Selected text:

Take a hard look at the economics of your individual practice. You may end up taking procedures just for the
short-term money but may not be able to cover your costs longer term. Also, consider that some patients require
touch-ups six months later and for these, you can typically bill only to cover your costs. When you put pencil to paper, it may not work out.
Another key piece of advice I can offer is to find a friendly plastic surgeon who wants to be your referral source for
advanced cases or complications. Turn these potential competitors or adversaries into your friends. They also
will back you up when you have a complication that you refer to them.
Finally, remember that you can never be too cautious. Make sure that you are ACLS trained and certified. When
patients come to my practice, safety is a top priority. These patients are seen pre-op for lab work, medications and an exam because infection is a big concern with laser lipolysis. A catastrophic event can be avoided with proper safety preparation and precautions.
What are the main differences between laser lipolysis, liposuction and ultrasound lipolysis?
There is no difference between the outcomes for laser lipolysis and liposuction in the right hands. If you went out
and marketed traditional liposuction as an addition to your practice, you would have no competitive edge. That’s the reason to offer laser or VASER.

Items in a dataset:
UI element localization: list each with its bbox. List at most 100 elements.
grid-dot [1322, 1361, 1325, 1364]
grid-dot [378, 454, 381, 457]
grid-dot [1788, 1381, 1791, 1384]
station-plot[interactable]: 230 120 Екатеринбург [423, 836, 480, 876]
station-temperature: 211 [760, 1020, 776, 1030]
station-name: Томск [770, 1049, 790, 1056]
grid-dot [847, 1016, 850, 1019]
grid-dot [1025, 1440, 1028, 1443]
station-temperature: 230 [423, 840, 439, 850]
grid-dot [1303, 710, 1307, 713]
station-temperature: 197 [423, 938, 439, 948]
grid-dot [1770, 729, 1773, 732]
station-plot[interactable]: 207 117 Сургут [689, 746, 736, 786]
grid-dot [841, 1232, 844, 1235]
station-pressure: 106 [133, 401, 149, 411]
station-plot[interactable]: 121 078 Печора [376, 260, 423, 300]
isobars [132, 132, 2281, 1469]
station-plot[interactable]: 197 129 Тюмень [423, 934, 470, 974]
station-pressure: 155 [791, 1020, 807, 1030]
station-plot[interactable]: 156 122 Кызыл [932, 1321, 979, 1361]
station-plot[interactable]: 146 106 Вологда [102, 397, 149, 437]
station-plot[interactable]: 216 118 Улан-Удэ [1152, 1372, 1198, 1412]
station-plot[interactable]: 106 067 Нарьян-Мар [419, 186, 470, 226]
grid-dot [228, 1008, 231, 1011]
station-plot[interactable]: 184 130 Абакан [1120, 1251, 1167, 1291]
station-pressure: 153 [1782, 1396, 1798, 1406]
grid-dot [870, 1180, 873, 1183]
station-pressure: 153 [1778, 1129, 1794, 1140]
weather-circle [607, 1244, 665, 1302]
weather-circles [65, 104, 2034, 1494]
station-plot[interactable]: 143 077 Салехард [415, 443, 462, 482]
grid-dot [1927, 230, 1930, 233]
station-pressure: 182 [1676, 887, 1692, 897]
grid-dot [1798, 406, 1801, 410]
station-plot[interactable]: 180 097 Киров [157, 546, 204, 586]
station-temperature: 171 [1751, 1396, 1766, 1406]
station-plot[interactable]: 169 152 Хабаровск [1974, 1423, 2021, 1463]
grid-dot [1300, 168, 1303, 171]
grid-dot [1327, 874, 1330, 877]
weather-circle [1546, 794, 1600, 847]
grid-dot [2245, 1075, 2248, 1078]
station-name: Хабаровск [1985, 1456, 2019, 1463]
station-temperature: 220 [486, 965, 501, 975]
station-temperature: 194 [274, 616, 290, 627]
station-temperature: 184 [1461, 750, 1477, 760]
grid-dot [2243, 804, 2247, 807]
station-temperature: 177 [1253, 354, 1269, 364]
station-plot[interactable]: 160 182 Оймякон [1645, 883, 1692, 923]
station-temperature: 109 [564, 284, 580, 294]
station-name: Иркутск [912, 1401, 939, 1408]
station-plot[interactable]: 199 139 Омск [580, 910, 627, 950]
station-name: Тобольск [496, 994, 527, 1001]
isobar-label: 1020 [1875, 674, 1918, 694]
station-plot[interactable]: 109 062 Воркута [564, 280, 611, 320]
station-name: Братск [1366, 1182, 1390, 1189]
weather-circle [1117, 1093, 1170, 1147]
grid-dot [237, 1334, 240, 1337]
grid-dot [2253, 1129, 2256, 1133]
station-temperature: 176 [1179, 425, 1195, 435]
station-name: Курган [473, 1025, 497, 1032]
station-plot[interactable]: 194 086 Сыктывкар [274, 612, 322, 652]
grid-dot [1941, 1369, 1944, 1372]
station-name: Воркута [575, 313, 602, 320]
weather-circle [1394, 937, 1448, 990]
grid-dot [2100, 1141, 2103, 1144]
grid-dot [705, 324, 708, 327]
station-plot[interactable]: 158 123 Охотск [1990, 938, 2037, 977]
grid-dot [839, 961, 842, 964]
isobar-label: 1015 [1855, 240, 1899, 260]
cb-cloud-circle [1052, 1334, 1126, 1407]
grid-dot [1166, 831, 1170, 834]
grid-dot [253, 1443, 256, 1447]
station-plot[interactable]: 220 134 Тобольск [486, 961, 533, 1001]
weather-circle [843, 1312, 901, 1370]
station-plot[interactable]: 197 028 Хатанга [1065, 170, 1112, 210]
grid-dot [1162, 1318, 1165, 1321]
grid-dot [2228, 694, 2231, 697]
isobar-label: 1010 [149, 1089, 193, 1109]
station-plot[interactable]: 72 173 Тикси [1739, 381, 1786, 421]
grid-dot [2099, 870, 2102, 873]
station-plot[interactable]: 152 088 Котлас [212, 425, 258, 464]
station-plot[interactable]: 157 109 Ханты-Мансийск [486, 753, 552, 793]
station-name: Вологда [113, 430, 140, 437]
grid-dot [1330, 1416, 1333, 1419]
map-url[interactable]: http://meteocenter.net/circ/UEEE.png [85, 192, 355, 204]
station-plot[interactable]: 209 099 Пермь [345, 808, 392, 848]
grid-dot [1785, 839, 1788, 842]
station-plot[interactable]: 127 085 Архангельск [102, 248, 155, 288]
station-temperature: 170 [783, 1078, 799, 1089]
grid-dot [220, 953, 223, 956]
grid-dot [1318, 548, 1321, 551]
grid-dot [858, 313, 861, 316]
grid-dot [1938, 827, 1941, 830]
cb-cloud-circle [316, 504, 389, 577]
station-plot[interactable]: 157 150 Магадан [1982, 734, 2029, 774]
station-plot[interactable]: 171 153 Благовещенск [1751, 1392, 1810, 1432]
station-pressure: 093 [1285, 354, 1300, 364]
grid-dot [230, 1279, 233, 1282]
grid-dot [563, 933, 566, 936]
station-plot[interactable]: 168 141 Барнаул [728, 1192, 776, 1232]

Apply what you read:
A – Revise the laser lipolysis text starting at "Finally, remember that" and ending at "and ultrasound lipolysis?", putting "blood tests" in place of "lab work".
B – Carry the laser lipolysis text forward from its last sentence.
These records have no connection to the text about laser lipolysis.

Results in order:
A –
Finally, remember that you can never be too cautious. Make sure that you are ACLS trained and certified. When
patients come to my practice, safety is a top priority. These patients are seen pre-op for blood tests, medications and an exam because infection is a big concern with laser lipolysis. A catastrophic event can be avoided with proper safety preparation and precautions.
What are the main differences between laser lipolysis, liposuction and ultrasound lipolysis?

B –
In terms of results, there is no difference between laser and traditional liposuction. Rather than raking up fat, you
are melting it with the laser, but suction is still required. Skin retraction is not dependent on the procedure but rather on the operator (i.e., the physician doing the procedure). VASER offers a smoother contour but also has its pros and cons.I recommend that before any physician embarks on this, he or she takes a traditional liposuction course; laser lipolysis and VASER can be added afterwards.
You have offered a great deal of information to consider before a phlebologist should proceed with adding laser lipolysis to his or her practice. In closing, can you offer a brief summary of your key recommendations?
My overriding advice is that you have to be serious about adding this to your practice and go into this with your eyes wide open.
In summary, there are five key areas that must be evaluated
1. LEARN THE BASICS FIRST:
Take a CME accredited program; don’t waste your time trying to learn the techniques with a solo practitioner promoting his laser. You will end up with a skewed point-of-view.
2. ESTIMATE YOUR BUDGET:
What resources – in terms of time and money – is it going to take for you to do this? if you have a 980 laser, you’ll still need to purchase a tumescent infusion and suction pump which can run about $10,000. if you don’t have a laser box, and are going to offer laser lipolysis or VASER, you’ll have to make a significant financial investment.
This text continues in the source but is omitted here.